» **SELECTED EXCERPT**
Rich May of Sumo: An Audio Dynasty Page 2

Atkinson: Do you think that the correlation between good sound and low loop feedback is due to the basic linearity of the circuit? Or is it due to other factors? For instance, if you have very high amounts of loop feedback, you can then have time-domain problems.

May: Well, the basic amplifier is more linear. But there are a lot of aspects of it. You have to look at what the open-loop frequency response is with phase compensation. There you want to keep the energy storage in the loop as small as possible. In other words, get the widest bandwidth open-loop. But the phase-compensation should have adequate safety margins when you close the loop.

And consider feedback itself: a paper that came out of the Bell Labs Tech Journal in about 1957 clearly points out that if you throw feedback around an amplifier with second-harmonic distortion, you've then got an amplifier with second and third. You have a feedback multiplication factor. RCA and some of the individuals in the UK did some work in the '40s related to vacuum tubes—I can't find any reason why it shouldn't be equally valid today—they weighted the structure of the distortion, putting extremely heavy emphasis on high orders of distortion and multiplying it by the square. I'll take the fifth as an example—it would be weighted 25 times whatever it measured. The sixth would be multiplied 36 times.

Document layout detection data:
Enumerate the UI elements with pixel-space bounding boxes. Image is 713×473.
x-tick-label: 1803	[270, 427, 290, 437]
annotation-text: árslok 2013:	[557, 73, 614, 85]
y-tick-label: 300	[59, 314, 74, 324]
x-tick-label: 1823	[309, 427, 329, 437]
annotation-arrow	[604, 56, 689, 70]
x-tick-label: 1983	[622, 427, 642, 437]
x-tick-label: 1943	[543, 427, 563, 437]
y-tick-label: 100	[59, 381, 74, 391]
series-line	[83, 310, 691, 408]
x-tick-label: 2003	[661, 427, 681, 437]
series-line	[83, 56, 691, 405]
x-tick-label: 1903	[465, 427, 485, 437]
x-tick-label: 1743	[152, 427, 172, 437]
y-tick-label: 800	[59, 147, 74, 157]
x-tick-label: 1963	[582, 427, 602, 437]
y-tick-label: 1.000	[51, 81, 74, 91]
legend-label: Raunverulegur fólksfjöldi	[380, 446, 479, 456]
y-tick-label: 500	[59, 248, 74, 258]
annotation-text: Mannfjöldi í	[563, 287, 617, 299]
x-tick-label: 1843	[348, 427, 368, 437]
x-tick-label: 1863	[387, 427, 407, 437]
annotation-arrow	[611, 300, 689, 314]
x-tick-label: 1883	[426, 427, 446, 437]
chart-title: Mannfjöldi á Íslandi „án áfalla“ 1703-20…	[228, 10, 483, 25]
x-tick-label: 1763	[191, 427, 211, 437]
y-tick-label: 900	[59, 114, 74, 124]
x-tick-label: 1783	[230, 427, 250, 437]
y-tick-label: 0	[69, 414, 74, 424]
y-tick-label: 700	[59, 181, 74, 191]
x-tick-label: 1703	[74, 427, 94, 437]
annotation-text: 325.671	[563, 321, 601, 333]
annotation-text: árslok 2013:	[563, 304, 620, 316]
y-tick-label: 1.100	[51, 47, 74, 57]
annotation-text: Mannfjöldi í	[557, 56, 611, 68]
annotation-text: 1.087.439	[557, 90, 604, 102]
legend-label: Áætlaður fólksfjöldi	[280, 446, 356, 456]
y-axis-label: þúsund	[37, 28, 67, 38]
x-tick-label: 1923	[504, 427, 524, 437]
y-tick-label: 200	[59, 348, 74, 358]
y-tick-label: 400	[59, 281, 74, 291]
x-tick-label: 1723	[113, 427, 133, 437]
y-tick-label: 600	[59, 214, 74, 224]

» **GOAL OF THE EXERCISE**
Resume the Rich May interview about amplifier feedback and distortion, picking up right after "The sixth would be multiplied 36 times."

» **EXERCISE OUTPUT**
My designs have very little even-order distortion. And from a listening standpoint, time and time again when we've taken amplifiers that have second-harmonic distortion and removed it, their sound cleans up. Stop and think about it. Say we've got a high-level, high-frequency burst of energy, from brass or something of that nature, that lasts for a hundredth of a second. If the amplifier introduces second-harmonic distortion, this is equivalent to a DC level shift in the amplifier, which translates into hearing a low-frequency tone along with the original sound.

Atkinson: If you have to have an amplifier which is nonlinear, then you must arrange its distortion spectrum to be both odd-order and low-order.

May: That's correct. To me, the only distortion—I'm talking about when an amplifier is approaching overload—that's at all liveable with is third. Because it's symmetrical, it cancels out. Have fun with the very high-order, odd-order harmonics. But stay away from things that show DC level shifts.

Atkinson: What you're saying is that you can't have second harmonic distortion in an amplifier because it represents the DC level shift, and you can't have harmonics higher than fourth because their audibility is very severe . . .

May: Yes, but then you have an amplifier which is very symmetrical, an amplifier which is very well behaved up to and in heavy overload. To me a good amplifier is one which you can overdrive by 6 or 8dB and only just begin to detect compression.

Atkinson: Yet very often you get amplifiers that go DC-unstable if you drive them into clipping. You start to see your woofer cones slowly pumping.

May: That's a no-no. That's a problem that just absolutely shouldn't exist.

As a teenager, I got my hands on an old Concertone 15ips machine which could be set up pretty good. An interesting thing about it was that with the power amplifier I was using, I preferred the sound of program material that had been recorded on tape and played back to the sound of program material which passed directly through the electronics chain bypassing the tape. When you stop and think about it, the tape's a good low-pass filter.

Atkinson: It's conditioning the signal so that it doesn't stress the following electronics.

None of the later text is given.